# START OF EXERCISE MATERIAL
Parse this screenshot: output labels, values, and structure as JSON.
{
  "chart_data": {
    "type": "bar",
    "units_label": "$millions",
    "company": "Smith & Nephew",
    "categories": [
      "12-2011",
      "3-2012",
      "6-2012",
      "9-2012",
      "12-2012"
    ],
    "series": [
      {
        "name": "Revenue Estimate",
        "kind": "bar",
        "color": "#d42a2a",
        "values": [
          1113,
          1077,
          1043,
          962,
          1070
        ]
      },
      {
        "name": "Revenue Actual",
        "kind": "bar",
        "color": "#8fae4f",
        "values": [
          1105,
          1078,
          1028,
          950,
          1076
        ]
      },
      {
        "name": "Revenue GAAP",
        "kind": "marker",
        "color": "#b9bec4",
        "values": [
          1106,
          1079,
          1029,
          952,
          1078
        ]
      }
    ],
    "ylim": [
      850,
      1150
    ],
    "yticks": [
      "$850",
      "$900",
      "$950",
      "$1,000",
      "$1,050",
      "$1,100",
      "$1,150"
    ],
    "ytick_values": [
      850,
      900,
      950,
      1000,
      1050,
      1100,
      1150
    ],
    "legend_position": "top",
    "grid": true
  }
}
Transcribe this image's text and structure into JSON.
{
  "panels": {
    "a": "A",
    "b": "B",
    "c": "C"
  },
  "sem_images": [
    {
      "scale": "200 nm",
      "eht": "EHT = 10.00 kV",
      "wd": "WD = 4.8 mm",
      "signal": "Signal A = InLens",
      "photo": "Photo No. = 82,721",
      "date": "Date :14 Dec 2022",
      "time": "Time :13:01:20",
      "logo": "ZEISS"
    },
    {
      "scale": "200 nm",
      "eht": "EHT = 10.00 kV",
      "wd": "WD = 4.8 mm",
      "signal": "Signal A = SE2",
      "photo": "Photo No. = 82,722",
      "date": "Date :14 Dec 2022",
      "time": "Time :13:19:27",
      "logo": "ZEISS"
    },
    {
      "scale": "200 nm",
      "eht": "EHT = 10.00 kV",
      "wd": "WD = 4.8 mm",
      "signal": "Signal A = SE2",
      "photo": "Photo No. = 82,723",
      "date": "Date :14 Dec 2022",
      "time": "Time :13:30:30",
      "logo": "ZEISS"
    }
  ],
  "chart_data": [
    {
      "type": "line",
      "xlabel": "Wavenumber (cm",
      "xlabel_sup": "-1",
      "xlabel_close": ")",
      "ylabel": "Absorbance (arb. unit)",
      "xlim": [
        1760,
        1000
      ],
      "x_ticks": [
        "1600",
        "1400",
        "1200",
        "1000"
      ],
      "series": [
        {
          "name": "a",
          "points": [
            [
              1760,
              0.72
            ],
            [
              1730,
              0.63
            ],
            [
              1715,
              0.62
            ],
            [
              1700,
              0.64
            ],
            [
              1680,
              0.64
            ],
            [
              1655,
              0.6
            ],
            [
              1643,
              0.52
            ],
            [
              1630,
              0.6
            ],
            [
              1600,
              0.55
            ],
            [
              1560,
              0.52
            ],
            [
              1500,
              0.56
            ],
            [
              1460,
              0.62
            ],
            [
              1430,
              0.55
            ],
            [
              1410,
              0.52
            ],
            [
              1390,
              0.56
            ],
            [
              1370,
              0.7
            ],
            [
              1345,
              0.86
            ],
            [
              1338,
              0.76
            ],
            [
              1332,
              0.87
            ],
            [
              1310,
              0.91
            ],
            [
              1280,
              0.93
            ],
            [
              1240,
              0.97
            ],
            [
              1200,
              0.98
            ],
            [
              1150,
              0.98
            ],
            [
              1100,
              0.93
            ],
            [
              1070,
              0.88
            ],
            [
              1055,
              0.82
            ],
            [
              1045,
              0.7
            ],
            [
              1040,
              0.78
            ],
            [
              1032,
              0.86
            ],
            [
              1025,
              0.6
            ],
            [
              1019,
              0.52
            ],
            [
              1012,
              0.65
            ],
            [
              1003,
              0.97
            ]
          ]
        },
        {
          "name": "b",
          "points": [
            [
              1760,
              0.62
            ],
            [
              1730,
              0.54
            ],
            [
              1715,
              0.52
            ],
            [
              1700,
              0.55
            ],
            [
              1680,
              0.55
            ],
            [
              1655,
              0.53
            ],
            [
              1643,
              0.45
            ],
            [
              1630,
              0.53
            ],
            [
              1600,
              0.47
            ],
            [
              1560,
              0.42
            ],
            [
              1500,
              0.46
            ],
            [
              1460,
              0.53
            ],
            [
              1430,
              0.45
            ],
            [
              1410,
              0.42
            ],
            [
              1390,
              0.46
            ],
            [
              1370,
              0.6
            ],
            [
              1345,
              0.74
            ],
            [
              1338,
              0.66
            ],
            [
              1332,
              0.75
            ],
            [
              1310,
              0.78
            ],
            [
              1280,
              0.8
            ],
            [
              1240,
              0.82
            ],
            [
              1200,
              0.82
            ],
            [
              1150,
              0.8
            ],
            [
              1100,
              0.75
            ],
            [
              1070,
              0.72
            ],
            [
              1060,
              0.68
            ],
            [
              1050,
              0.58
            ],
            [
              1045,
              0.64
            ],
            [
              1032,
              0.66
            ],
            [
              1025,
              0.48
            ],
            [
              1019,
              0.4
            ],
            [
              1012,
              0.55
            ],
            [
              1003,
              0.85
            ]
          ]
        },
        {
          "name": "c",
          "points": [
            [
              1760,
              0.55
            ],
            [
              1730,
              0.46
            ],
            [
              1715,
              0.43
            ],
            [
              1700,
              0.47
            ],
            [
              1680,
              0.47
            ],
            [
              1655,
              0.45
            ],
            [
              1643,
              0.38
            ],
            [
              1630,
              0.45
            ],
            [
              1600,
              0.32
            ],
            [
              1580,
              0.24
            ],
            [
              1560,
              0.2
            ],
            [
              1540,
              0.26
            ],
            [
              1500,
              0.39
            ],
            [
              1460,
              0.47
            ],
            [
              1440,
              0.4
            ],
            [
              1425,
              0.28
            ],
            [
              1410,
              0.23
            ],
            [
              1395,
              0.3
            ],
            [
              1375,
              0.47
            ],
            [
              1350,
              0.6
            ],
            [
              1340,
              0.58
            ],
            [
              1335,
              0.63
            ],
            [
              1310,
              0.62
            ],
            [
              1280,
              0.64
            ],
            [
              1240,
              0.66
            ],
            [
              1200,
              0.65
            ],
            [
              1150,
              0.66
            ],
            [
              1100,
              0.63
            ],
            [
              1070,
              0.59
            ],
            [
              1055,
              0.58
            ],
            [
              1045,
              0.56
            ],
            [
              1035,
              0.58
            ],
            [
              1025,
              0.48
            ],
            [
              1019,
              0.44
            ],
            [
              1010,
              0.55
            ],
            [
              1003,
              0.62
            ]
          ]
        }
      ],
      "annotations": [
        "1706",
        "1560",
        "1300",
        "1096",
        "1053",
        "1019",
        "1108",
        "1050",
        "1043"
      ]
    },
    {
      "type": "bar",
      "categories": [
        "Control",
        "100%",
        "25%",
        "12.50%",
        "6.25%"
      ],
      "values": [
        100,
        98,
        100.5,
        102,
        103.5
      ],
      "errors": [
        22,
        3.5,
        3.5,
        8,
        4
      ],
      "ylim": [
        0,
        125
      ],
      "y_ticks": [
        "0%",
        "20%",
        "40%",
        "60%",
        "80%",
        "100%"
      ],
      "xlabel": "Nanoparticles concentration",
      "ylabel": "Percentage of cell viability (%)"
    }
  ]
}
# END OF EXERCISE MATERIAL
PROBLEM TO WORK ON - Transcribe the whole listing exactly.

ANSWER TO THE TASK -
Parse this screenshot: output labels, values, and structure as JSON.
{
  "chart_data": {
    "type": "bar",
    "units_label": "$millions",
    "company": "Smith & Nephew",
    "categories": [
      "12-2011",
      "3-2012",
      "6-2012",
      "9-2012",
      "12-2012"
    ],
    "series": [
      {
        "name": "Revenue Estimate",
        "kind": "bar",
        "color": "#d42a2a",
        "values": [
          1113,
          1077,
          1043,
          962,
          1070
        ]
      },
      {
        "name": "Revenue Actual",
        "kind": "bar",
        "color": "#8fae4f",
        "values": [
          1105,
          1078,
          1028,
          950,
          1076
        ]
      },
      {
        "name": "Revenue GAAP",
        "kind": "marker",
        "color": "#b9bec4",
        "values": [
          1106,
          1079,
          1029,
          952,
          1078
        ]
      }
    ],
    "ylim": [
      850,
      1150
    ],
    "yticks": [
      "$850",
      "$900",
      "$950",
      "$1,000",
      "$1,050",
      "$1,100",
      "$1,150"
    ],
    "ytick_values": [
      850,
      900,
      950,
      1000,
      1050,
      1100,
      1150
    ],
    "legend_position": "top",
    "grid": true
  }
}
Transcribe this image's text and structure into JSON.
{
  "panels": {
    "a": "A",
    "b": "B",
    "c": "C"
  },
  "sem_images": [
    {
      "scale": "200 nm",
      "eht": "EHT = 10.00 kV",
      "wd": "WD = 4.8 mm",
      "signal": "Signal A = InLens",
      "photo": "Photo No. = 82,721",
      "date": "Date :14 Dec 2022",
      "time": "Time :13:01:20",
      "logo": "ZEISS"
    },
    {
      "scale": "200 nm",
      "eht": "EHT = 10.00 kV",
      "wd": "WD = 4.8 mm",
      "signal": "Signal A = SE2",
      "photo": "Photo No. = 82,722",
      "date": "Date :14 Dec 2022",
      "time": "Time :13:19:27",
      "logo": "ZEISS"
    },
    {
      "scale": "200 nm",
      "eht": "EHT = 10.00 kV",
      "wd": "WD = 4.8 mm",
      "signal": "Signal A = SE2",
      "photo": "Photo No. = 82,723",
      "date": "Date :14 Dec 2022",
      "time": "Time :13:30:30",
      "logo": "ZEISS"
    }
  ],
  "chart_data": [
    {
      "type": "line",
      "xlabel": "Wavenumber (cm",
      "xlabel_sup": "-1",
      "xlabel_close": ")",
      "ylabel": "Absorbance (arb. unit)",
      "xlim": [
        1760,
        1000
      ],
      "x_ticks": [
        "1600",
        "1400",
        "1200",
        "1000"
      ],
      "series": [
        {
          "name": "a",
          "points": [
            [
              1760,
              0.72
            ],
            [
              1730,
              0.63
            ],
            [
              1715,
              0.62
            ],
            [
              1700,
              0.64
            ],
            [
              1680,
              0.64
            ],
            [
              1655,
              0.6
            ],
            [
              1643,
              0.52
            ],
            [
              1630,
              0.6
            ],
            [
              1600,
              0.55
            ],
            [
              1560,
              0.52
            ],
            [
              1500,
              0.56
            ],
            [
              1460,
              0.62
            ],
            [
              1430,
              0.55
            ],
            [
              1410,
              0.52
            ],
            [
              1390,
              0.56
            ],
            [
              1370,
              0.7
            ],
            [
              1345,
              0.86
            ],
            [
              1338,
              0.76
            ],
            [
              1332,
              0.87
            ],
            [
              1310,
              0.91
            ],
            [
              1280,
              0.93
            ],
            [
              1240,
              0.97
            ],
            [
              1200,
              0.98
            ],
            [
              1150,
              0.98
            ],
            [
              1100,
              0.93
            ],
            [
              1070,
              0.88
            ],
            [
              1055,
              0.82
            ],
            [
              1045,
              0.7
            ],
            [
              1040,
              0.78
            ],
            [
              1032,
              0.86
            ],
            [
              1025,
              0.6
            ],
            [
              1019,
              0.52
            ],
            [
              1012,
              0.65
            ],
            [
              1003,
              0.97
            ]
          ]
        },
        {
          "name": "b",
          "points": [
            [
              1760,
              0.62
            ],
            [
              1730,
              0.54
            ],
            [
              1715,
              0.52
            ],
            [
              1700,
              0.55
            ],
            [
              1680,
              0.55
            ],
            [
              1655,
              0.53
            ],
            [
              1643,
              0.45
            ],
            [
              1630,
              0.53
            ],
            [
              1600,
              0.47
            ],
            [
              1560,
              0.42
            ],
            [
              1500,
              0.46
            ],
            [
              1460,
              0.53
            ],
            [
              1430,
              0.45
            ],
            [
              1410,
              0.42
            ],
            [
              1390,
              0.46
            ],
            [
              1370,
              0.6
            ],
            [
              1345,
              0.74
            ],
            [
              1338,
              0.66
            ],
            [
              1332,
              0.75
            ],
            [
              1310,
              0.78
            ],
            [
              1280,
              0.8
            ],
            [
              1240,
              0.82
            ],
            [
              1200,
              0.82
            ],
            [
              1150,
              0.8
            ],
            [
              1100,
              0.75
            ],
            [
              1070,
              0.72
            ],
            [
              1060,
              0.68
            ],
            [
              1050,
              0.58
            ],
            [
              1045,
              0.64
            ],
            [
              1032,
              0.66
            ],
            [
              1025,
              0.48
            ],
            [
              1019,
              0.4
            ],
            [
              1012,
              0.55
            ],
            [
              1003,
              0.85
            ]
          ]
        },
        {
          "name": "c",
          "points": [
            [
              1760,
              0.55
            ],
            [
              1730,
              0.46
            ],
            [
              1715,
              0.43
            ],
            [
              1700,
              0.47
            ],
            [
              1680,
              0.47
            ],
            [
              1655,
              0.45
            ],
            [
              1643,
              0.38
            ],
            [
              1630,
              0.45
            ],
            [
              1600,
              0.32
            ],
            [
              1580,
              0.24
            ],
            [
              1560,
              0.2
            ],
            [
              1540,
              0.26
            ],
            [
              1500,
              0.39
            ],
            [
              1460,
              0.47
            ],
            [
              1440,
              0.4
            ],
            [
              1425,
              0.28
            ],
            [
              1410,
              0.23
            ],
            [
              1395,
              0.3
            ],
            [
              1375,
              0.47
            ],
            [
              1350,
              0.6
            ],
            [
              1340,
              0.58
            ],
            [
              1335,
              0.63
            ],
            [
              1310,
              0.62
            ],
            [
              1280,
              0.64
            ],
            [
              1240,
              0.66
            ],
            [
              1200,
              0.65
            ],
            [
              1150,
              0.66
            ],
            [
              1100,
              0.63
            ],
            [
              1070,
              0.59
            ],
            [
              1055,
              0.58
            ],
            [
              1045,
              0.56
            ],
            [
              1035,
              0.58
            ],
            [
              1025,
              0.48
            ],
            [
              1019,
              0.44
            ],
            [
              1010,
              0.55
            ],
            [
              1003,
              0.62
            ]
          ]
        }
      ],
      "annotations": [
        "1706",
        "1560",
        "1300",
        "1096",
        "1053",
        "1019",
        "1108",
        "1050",
        "1043"
      ]
    },
    {
      "type": "bar",
      "categories": [
        "Control",
        "100%",
        "25%",
        "12.50%",
        "6.25%"
      ],
      "values": [
        100,
        98,
        100.5,
        102,
        103.5
      ],
      "errors": [
        22,
        3.5,
        3.5,
        8,
        4
      ],
      "ylim": [
        0,
        125
      ],
      "y_ticks": [
        "0%",
        "20%",
        "40%",
        "60%",
        "80%",
        "100%"
      ],
      "xlabel": "Nanoparticles concentration",
      "ylabel": "Percentage of cell viability (%)"
    }
  ]
}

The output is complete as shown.